→ GIVEN INSTRUCTION
Make an exact transcription of the material, leaving out all images.

→ Dataset excerpts

-.-.-

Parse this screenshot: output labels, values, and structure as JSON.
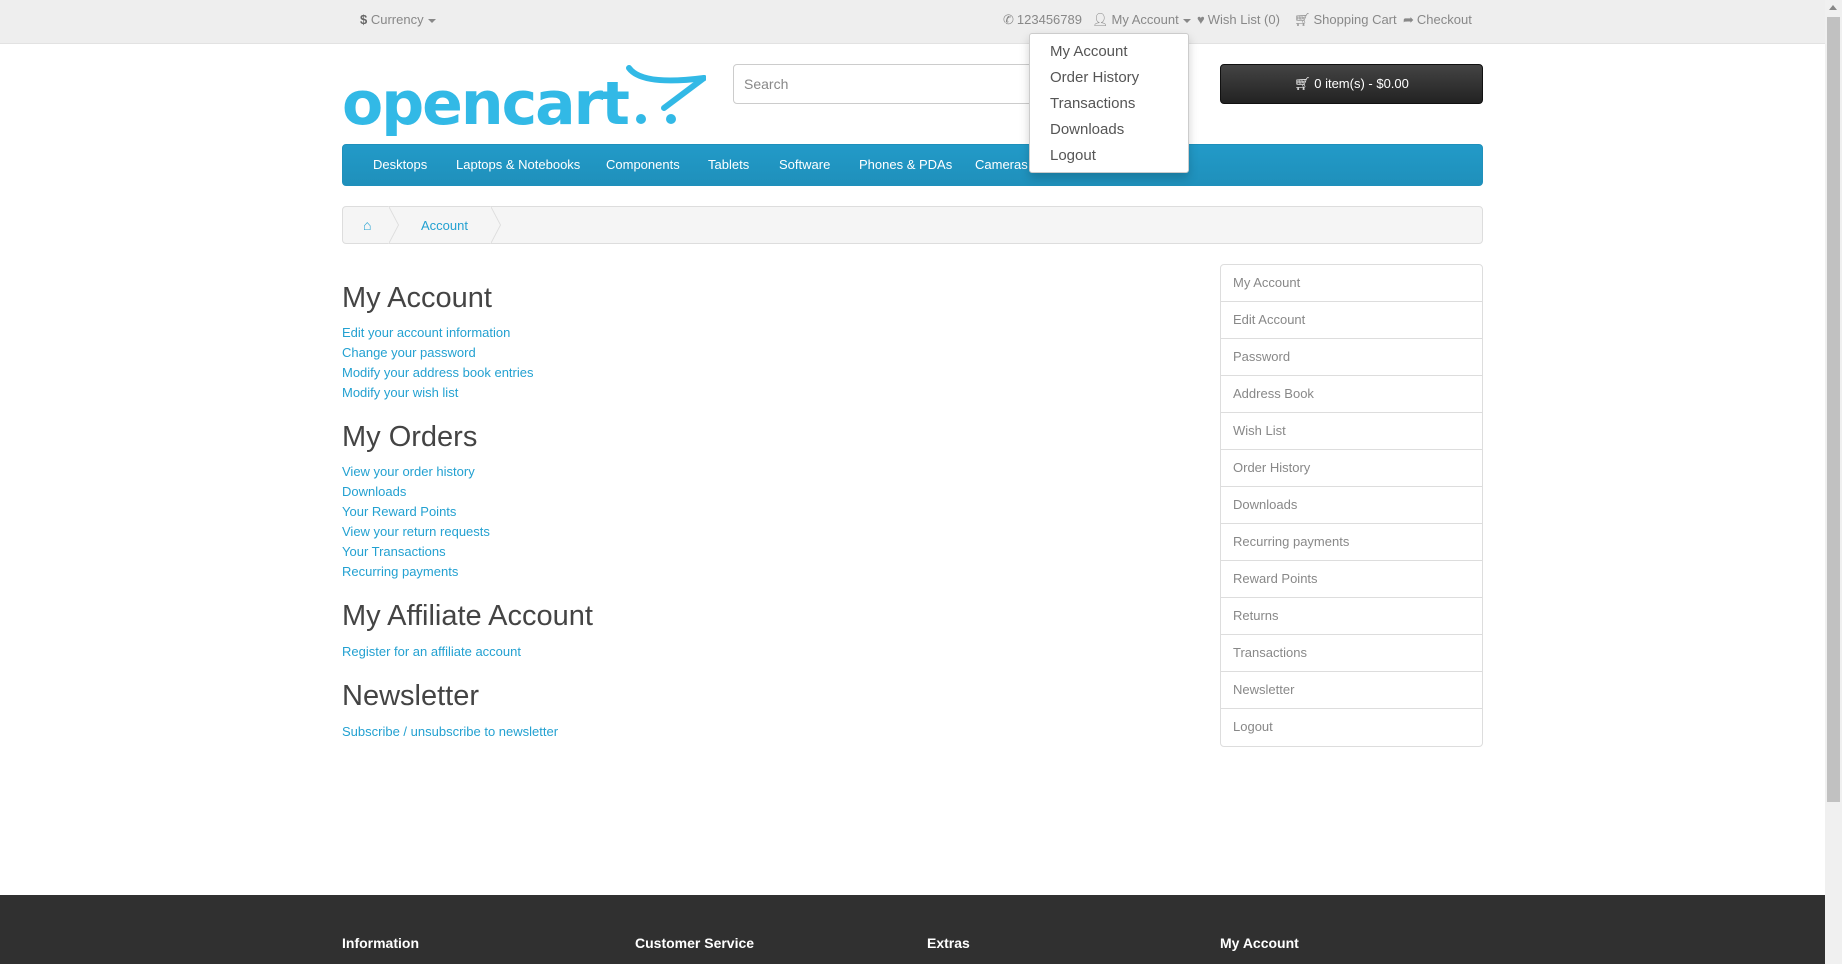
{
  "topbar": {
    "currency_symbol": "$",
    "currency_label": "Currency",
    "phone": "123456789",
    "my_account": "My Account",
    "wishlist": "Wish List (0)",
    "shopping_cart": "Shopping Cart",
    "checkout": "Checkout"
  },
  "account_dropdown": {
    "items": [
      "My Account",
      "Order History",
      "Transactions",
      "Downloads",
      "Logout"
    ]
  },
  "header": {
    "logo_text": "opencart",
    "search_placeholder": "Search",
    "cart_button": "0 item(s) - $0.00"
  },
  "menu": {
    "items": [
      "Desktops",
      "Laptops & Notebooks",
      "Components",
      "Tablets",
      "Software",
      "Phones & PDAs",
      "Cameras"
    ]
  },
  "breadcrumb": {
    "account": "Account"
  },
  "sections": {
    "my_account": {
      "title": "My Account",
      "links": [
        "Edit your account information",
        "Change your password",
        "Modify your address book entries",
        "Modify your wish list"
      ]
    },
    "my_orders": {
      "title": "My Orders",
      "links": [
        "View your order history",
        "Downloads",
        "Your Reward Points",
        "View your return requests",
        "Your Transactions",
        "Recurring payments"
      ]
    },
    "affiliate": {
      "title": "My Affiliate Account",
      "links": [
        "Register for an affiliate account"
      ]
    },
    "newsletter": {
      "title": "Newsletter",
      "links": [
        "Subscribe / unsubscribe to newsletter"
      ]
    }
  },
  "sidebar": {
    "items": [
      "My Account",
      "Edit Account",
      "Password",
      "Address Book",
      "Wish List",
      "Order History",
      "Downloads",
      "Recurring payments",
      "Reward Points",
      "Returns",
      "Transactions",
      "Newsletter",
      "Logout"
    ]
  },
  "footer": {
    "headings": [
      "Information",
      "Customer Service",
      "Extras",
      "My Account"
    ]
  },
  "colors": {
    "accent": "#23a1d1",
    "menu_bg": "#229ac8",
    "footer_bg": "#303030"
  }
}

-.-.-

→ WRITTEN RESPONSE
Parse this screenshot: output labels, values, and structure as JSON.
{
  "topbar": {
    "currency_symbol": "$",
    "currency_label": "Currency",
    "phone": "123456789",
    "my_account": "My Account",
    "wishlist": "Wish List (0)",
    "shopping_cart": "Shopping Cart",
    "checkout": "Checkout"
  },
  "account_dropdown": {
    "items": [
      "My Account",
      "Order History",
      "Transactions",
      "Downloads",
      "Logout"
    ]
  },
  "header": {
    "logo_text": "opencart",
    "search_placeholder": "Search",
    "cart_button": "0 item(s) - $0.00"
  },
  "menu": {
    "items": [
      "Desktops",
      "Laptops & Notebooks",
      "Components",
      "Tablets",
      "Software",
      "Phones & PDAs",
      "Cameras"
    ]
  },
  "breadcrumb": {
    "account": "Account"
  },
  "sections": {
    "my_account": {
      "title": "My Account",
      "links": [
        "Edit your account information",
        "Change your password",
        "Modify your address book entries",
        "Modify your wish list"
      ]
    },
    "my_orders": {
      "title": "My Orders",
      "links": [
        "View your order history",
        "Downloads",
        "Your Reward Points",
        "View your return requests",
        "Your Transactions",
        "Recurring payments"
      ]
    },
    "affiliate": {
      "title": "My Affiliate Account",
      "links": [
        "Register for an affiliate account"
      ]
    },
    "newsletter": {
      "title": "Newsletter",
      "links": [
        "Subscribe / unsubscribe to newsletter"
      ]
    }
  },
  "sidebar": {
    "items": [
      "My Account",
      "Edit Account",
      "Password",
      "Address Book",
      "Wish List",
      "Order History",
      "Downloads",
      "Recurring payments",
      "Reward Points",
      "Returns",
      "Transactions",
      "Newsletter",
      "Logout"
    ]
  },
  "footer": {
    "headings": [
      "Information",
      "Customer Service",
      "Extras",
      "My Account"
    ]
  },
  "colors": {
    "accent": "#23a1d1",
    "menu_bg": "#229ac8",
    "footer_bg": "#303030"
  }
}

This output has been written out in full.